### SET PROBLEM:
Copy all of the material word for word, except for the pictures.
··· EXCERPTED RECORDS ···
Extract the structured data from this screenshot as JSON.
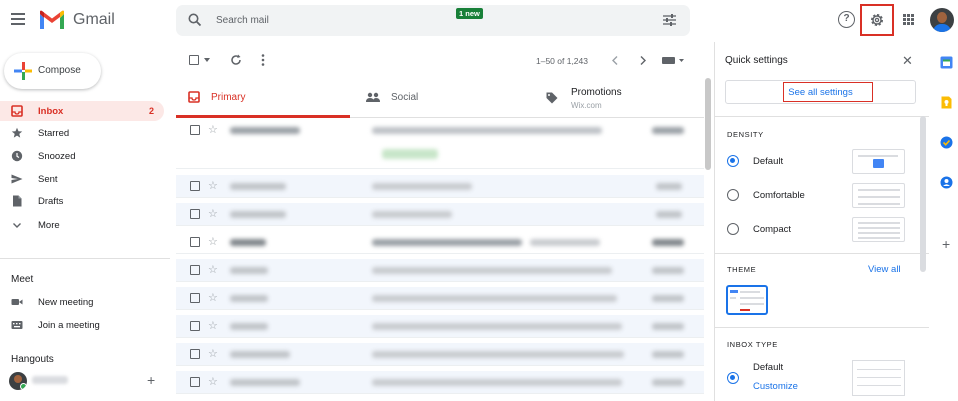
{
  "header": {
    "app_name": "Gmail",
    "search_placeholder": "Search mail",
    "help_symbol": "?"
  },
  "sidebar": {
    "compose_label": "Compose",
    "items": [
      {
        "label": "Inbox",
        "count": "2",
        "icon": "inbox-icon"
      },
      {
        "label": "Starred",
        "icon": "star-icon"
      },
      {
        "label": "Snoozed",
        "icon": "clock-icon"
      },
      {
        "label": "Sent",
        "icon": "send-icon"
      },
      {
        "label": "Drafts",
        "icon": "draft-icon"
      },
      {
        "label": "More",
        "icon": "chevron-down-icon"
      }
    ],
    "meet": {
      "title": "Meet",
      "items": [
        {
          "label": "New meeting",
          "icon": "video-icon"
        },
        {
          "label": "Join a meeting",
          "icon": "keyboard-icon"
        }
      ]
    },
    "hangouts": {
      "title": "Hangouts"
    }
  },
  "toolbar": {
    "pager": "1–50 of 1,243"
  },
  "tabs": [
    {
      "label": "Primary",
      "icon": "inbox-icon"
    },
    {
      "label": "Social",
      "icon": "people-icon"
    },
    {
      "label": "Promotions",
      "icon": "tag-icon",
      "badge": "1 new",
      "subtitle": "Wix.com"
    }
  ],
  "quick_settings": {
    "title": "Quick settings",
    "see_all": "See all settings",
    "density": {
      "heading": "DENSITY",
      "options": [
        "Default",
        "Comfortable",
        "Compact"
      ],
      "selected": "Default"
    },
    "theme": {
      "heading": "THEME",
      "view_all": "View all"
    },
    "inbox_type": {
      "heading": "INBOX TYPE",
      "option": "Default",
      "customize": "Customize"
    }
  },
  "colors": {
    "accent_red": "#d93025",
    "link_blue": "#1a73e8",
    "new_badge_green": "#188038"
  }
}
···
### RESPONSE TO THIS EXERCISE:
Extract the structured data from this screenshot as JSON.
{
  "header": {
    "app_name": "Gmail",
    "search_placeholder": "Search mail",
    "help_symbol": "?"
  },
  "sidebar": {
    "compose_label": "Compose",
    "items": [
      {
        "label": "Inbox",
        "count": "2",
        "icon": "inbox-icon"
      },
      {
        "label": "Starred",
        "icon": "star-icon"
      },
      {
        "label": "Snoozed",
        "icon": "clock-icon"
      },
      {
        "label": "Sent",
        "icon": "send-icon"
      },
      {
        "label": "Drafts",
        "icon": "draft-icon"
      },
      {
        "label": "More",
        "icon": "chevron-down-icon"
      }
    ],
    "meet": {
      "title": "Meet",
      "items": [
        {
          "label": "New meeting",
          "icon": "video-icon"
        },
        {
          "label": "Join a meeting",
          "icon": "keyboard-icon"
        }
      ]
    },
    "hangouts": {
      "title": "Hangouts"
    }
  },
  "toolbar": {
    "pager": "1–50 of 1,243"
  },
  "tabs": [
    {
      "label": "Primary",
      "icon": "inbox-icon"
    },
    {
      "label": "Social",
      "icon": "people-icon"
    },
    {
      "label": "Promotions",
      "icon": "tag-icon",
      "badge": "1 new",
      "subtitle": "Wix.com"
    }
  ],
  "quick_settings": {
    "title": "Quick settings",
    "see_all": "See all settings",
    "density": {
      "heading": "DENSITY",
      "options": [
        "Default",
        "Comfortable",
        "Compact"
      ],
      "selected": "Default"
    },
    "theme": {
      "heading": "THEME",
      "view_all": "View all"
    },
    "inbox_type": {
      "heading": "INBOX TYPE",
      "option": "Default",
      "customize": "Customize"
    }
  },
  "colors": {
    "accent_red": "#d93025",
    "link_blue": "#1a73e8",
    "new_badge_green": "#188038"
  }
}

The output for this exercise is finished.